> **Exercise directions**
Copy the lines of the material below word for word, starting at its first line and ending at the line that contains "item-price: 120 — [561, 337, 595, 357]", with both included.

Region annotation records
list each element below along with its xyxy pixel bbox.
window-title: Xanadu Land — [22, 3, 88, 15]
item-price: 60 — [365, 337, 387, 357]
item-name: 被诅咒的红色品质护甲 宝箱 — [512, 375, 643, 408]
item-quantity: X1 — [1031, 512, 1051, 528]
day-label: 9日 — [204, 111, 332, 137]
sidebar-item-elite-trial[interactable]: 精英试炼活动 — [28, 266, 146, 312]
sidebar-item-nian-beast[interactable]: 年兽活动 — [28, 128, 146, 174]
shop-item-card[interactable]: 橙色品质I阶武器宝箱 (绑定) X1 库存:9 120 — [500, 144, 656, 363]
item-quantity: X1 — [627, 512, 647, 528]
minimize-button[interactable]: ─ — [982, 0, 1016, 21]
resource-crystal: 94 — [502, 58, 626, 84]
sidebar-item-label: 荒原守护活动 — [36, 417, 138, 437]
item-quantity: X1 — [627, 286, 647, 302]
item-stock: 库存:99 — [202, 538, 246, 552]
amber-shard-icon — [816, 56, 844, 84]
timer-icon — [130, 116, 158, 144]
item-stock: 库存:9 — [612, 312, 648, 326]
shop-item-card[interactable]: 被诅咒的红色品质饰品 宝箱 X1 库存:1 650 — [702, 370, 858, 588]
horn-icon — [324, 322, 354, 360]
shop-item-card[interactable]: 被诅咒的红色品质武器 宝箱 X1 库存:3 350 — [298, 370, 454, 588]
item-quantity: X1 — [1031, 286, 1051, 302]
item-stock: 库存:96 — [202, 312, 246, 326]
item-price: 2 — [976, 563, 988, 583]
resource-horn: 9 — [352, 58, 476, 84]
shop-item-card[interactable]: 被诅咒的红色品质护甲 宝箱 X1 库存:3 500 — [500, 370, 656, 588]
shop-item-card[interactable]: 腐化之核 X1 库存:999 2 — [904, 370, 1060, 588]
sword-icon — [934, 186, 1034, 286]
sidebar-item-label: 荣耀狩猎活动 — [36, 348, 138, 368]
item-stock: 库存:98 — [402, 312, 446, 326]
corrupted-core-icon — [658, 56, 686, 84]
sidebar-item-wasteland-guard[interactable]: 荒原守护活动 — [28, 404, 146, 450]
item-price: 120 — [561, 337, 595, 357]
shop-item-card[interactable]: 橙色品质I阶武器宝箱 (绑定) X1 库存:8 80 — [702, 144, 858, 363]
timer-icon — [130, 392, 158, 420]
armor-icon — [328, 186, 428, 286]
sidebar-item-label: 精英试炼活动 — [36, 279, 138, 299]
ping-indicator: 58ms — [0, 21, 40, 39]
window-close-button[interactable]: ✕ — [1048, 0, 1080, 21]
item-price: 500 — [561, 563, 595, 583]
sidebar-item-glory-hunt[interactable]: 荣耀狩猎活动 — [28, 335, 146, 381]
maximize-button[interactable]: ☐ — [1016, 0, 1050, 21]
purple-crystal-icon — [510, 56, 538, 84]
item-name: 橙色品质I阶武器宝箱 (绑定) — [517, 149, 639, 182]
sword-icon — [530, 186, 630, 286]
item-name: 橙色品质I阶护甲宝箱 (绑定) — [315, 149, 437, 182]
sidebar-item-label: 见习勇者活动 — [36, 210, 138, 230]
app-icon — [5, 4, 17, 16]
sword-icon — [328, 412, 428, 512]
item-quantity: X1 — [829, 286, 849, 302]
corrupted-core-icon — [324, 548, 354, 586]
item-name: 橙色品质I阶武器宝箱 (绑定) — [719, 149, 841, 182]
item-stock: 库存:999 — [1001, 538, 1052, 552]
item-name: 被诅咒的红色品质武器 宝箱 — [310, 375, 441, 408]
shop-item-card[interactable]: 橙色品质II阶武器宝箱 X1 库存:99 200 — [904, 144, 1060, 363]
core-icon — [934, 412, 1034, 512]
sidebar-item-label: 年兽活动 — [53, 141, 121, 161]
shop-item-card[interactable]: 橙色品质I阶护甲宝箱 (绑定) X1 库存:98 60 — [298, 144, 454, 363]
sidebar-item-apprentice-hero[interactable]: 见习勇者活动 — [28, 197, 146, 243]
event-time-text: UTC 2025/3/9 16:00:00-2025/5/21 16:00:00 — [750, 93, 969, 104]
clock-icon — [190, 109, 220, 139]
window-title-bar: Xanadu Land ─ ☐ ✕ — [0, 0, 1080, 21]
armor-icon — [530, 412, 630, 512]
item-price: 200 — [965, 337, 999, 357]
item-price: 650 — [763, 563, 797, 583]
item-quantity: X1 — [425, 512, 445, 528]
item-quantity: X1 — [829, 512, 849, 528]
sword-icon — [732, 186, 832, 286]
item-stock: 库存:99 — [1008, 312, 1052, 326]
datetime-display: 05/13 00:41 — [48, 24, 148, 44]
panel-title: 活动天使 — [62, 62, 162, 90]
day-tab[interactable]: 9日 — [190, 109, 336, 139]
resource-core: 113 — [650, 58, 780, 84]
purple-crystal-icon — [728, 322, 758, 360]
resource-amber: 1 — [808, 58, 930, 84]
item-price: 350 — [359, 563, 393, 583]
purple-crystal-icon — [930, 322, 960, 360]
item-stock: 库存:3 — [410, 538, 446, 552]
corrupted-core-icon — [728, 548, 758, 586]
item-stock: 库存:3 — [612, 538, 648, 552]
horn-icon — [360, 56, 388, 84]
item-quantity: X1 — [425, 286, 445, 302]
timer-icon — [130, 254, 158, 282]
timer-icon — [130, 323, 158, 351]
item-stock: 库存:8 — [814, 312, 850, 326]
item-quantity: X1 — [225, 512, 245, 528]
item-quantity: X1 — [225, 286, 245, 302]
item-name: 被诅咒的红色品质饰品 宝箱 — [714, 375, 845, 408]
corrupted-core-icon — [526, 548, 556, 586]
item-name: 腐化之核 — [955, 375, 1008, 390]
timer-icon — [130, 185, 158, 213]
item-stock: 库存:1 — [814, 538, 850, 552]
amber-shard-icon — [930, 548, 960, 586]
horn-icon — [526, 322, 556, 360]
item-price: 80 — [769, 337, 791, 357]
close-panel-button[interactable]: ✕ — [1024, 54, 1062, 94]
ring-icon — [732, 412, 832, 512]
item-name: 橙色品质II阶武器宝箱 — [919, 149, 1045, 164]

> **Solution**
list each element below along with its xyxy pixel bbox.
window-title: Xanadu Land — [22, 3, 88, 15]
item-price: 60 — [365, 337, 387, 357]
item-name: 被诅咒的红色品质护甲 宝箱 — [512, 375, 643, 408]
item-quantity: X1 — [1031, 512, 1051, 528]
day-label: 9日 — [204, 111, 332, 137]
sidebar-item-elite-trial[interactable]: 精英试炼活动 — [28, 266, 146, 312]
sidebar-item-nian-beast[interactable]: 年兽活动 — [28, 128, 146, 174]
shop-item-card[interactable]: 橙色品质I阶武器宝箱 (绑定) X1 库存:9 120 — [500, 144, 656, 363]
item-quantity: X1 — [627, 512, 647, 528]
minimize-button[interactable]: ─ — [982, 0, 1016, 21]
resource-crystal: 94 — [502, 58, 626, 84]
sidebar-item-label: 荒原守护活动 — [36, 417, 138, 437]
item-quantity: X1 — [627, 286, 647, 302]
item-stock: 库存:99 — [202, 538, 246, 552]
amber-shard-icon — [816, 56, 844, 84]
timer-icon — [130, 116, 158, 144]
item-stock: 库存:9 — [612, 312, 648, 326]
shop-item-card[interactable]: 被诅咒的红色品质饰品 宝箱 X1 库存:1 650 — [702, 370, 858, 588]
horn-icon — [324, 322, 354, 360]
shop-item-card[interactable]: 被诅咒的红色品质武器 宝箱 X1 库存:3 350 — [298, 370, 454, 588]
item-quantity: X1 — [1031, 286, 1051, 302]
item-stock: 库存:96 — [202, 312, 246, 326]
item-price: 2 — [976, 563, 988, 583]
resource-horn: 9 — [352, 58, 476, 84]
shop-item-card[interactable]: 被诅咒的红色品质护甲 宝箱 X1 库存:3 500 — [500, 370, 656, 588]
shop-item-card[interactable]: 腐化之核 X1 库存:999 2 — [904, 370, 1060, 588]
sword-icon — [934, 186, 1034, 286]
sidebar-item-label: 荣耀狩猎活动 — [36, 348, 138, 368]
item-stock: 库存:98 — [402, 312, 446, 326]
corrupted-core-icon — [658, 56, 686, 84]
sidebar-item-wasteland-guard[interactable]: 荒原守护活动 — [28, 404, 146, 450]
item-price: 120 — [561, 337, 595, 357]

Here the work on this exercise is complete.